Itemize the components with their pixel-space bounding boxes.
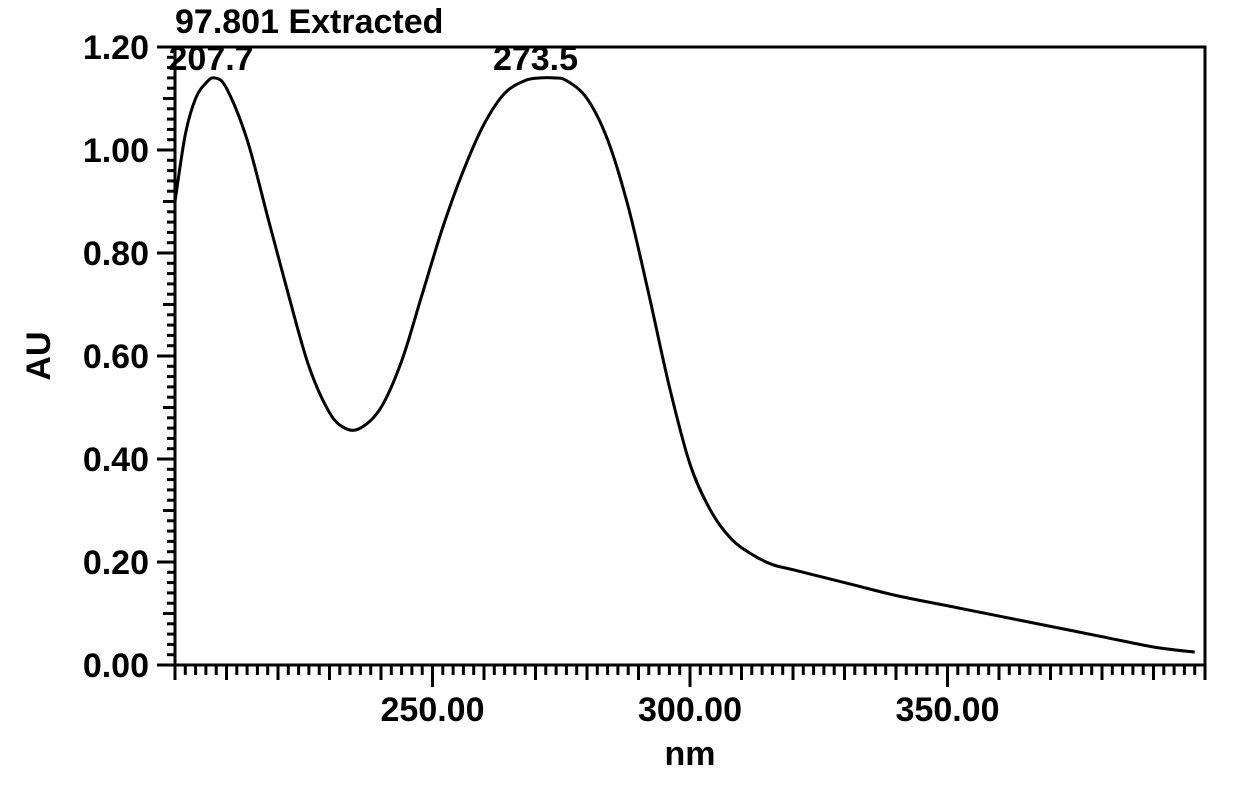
svg-text:0.20: 0.20 xyxy=(83,544,149,582)
plot-border xyxy=(175,47,1205,665)
x-axis-label: nm xyxy=(665,735,716,773)
svg-text:0.40: 0.40 xyxy=(83,441,149,479)
svg-text:350.00: 350.00 xyxy=(896,691,1000,729)
svg-text:1.00: 1.00 xyxy=(83,132,149,170)
chart-title: 97.801 Extracted xyxy=(175,3,443,41)
svg-text:0.80: 0.80 xyxy=(83,235,149,273)
y-axis-label: AU xyxy=(20,331,58,380)
y-axis-ticks xyxy=(157,47,175,665)
spectrum-line xyxy=(175,78,1195,653)
spectrum-chart: 0.00 0.20 0.40 0.60 0.80 1.00 1.20 250.00 300.0… xyxy=(20,0,1220,790)
svg-text:0.60: 0.60 xyxy=(83,338,149,376)
svg-text:300.00: 300.00 xyxy=(638,691,742,729)
y-axis-tick-labels: 0.00 0.20 0.40 0.60 0.80 1.00 1.20 xyxy=(83,29,149,685)
peak-label: 273.5 xyxy=(493,40,578,78)
svg-text:1.20: 1.20 xyxy=(83,29,149,67)
peak-label: 207.7 xyxy=(169,40,254,78)
x-axis-ticks xyxy=(175,665,1205,687)
x-axis-tick-labels: 250.00 300.00 350.00 xyxy=(381,691,1000,729)
svg-text:0.00: 0.00 xyxy=(83,647,149,685)
svg-text:250.00: 250.00 xyxy=(381,691,485,729)
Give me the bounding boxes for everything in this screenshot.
=======
> _Short exercise_
Retype every line of the items above verbatim, leaving out the pictures.

> _Finished exercise_
Itemize the components with their pixel-space bounding boxes.
svg-text:0.20: 0.20 xyxy=(83,544,149,582)
plot-border xyxy=(175,47,1205,665)
x-axis-label: nm xyxy=(665,735,716,773)
svg-text:0.40: 0.40 xyxy=(83,441,149,479)
svg-text:350.00: 350.00 xyxy=(896,691,1000,729)
svg-text:1.00: 1.00 xyxy=(83,132,149,170)
chart-title: 97.801 Extracted xyxy=(175,3,443,41)
svg-text:0.80: 0.80 xyxy=(83,235,149,273)
y-axis-label: AU xyxy=(20,331,58,380)
y-axis-ticks xyxy=(157,47,175,665)
spectrum-line xyxy=(175,78,1195,653)
spectrum-chart: 0.00 0.20 0.40 0.60 0.80 1.00 1.20 250.00 300.0… xyxy=(20,0,1220,790)
svg-text:0.60: 0.60 xyxy=(83,338,149,376)
svg-text:300.00: 300.00 xyxy=(638,691,742,729)
y-axis-tick-labels: 0.00 0.20 0.40 0.60 0.80 1.00 1.20 xyxy=(83,29,149,685)
peak-label: 273.5 xyxy=(493,40,578,78)
svg-text:1.20: 1.20 xyxy=(83,29,149,67)
peak-label: 207.7 xyxy=(169,40,254,78)
x-axis-ticks xyxy=(175,665,1205,687)
x-axis-tick-labels: 250.00 300.00 350.00 xyxy=(381,691,1000,729)
svg-text:0.00: 0.00 xyxy=(83,647,149,685)
svg-text:250.00: 250.00 xyxy=(381,691,485,729)
Give me the bounding boxes for everything in this screenshot.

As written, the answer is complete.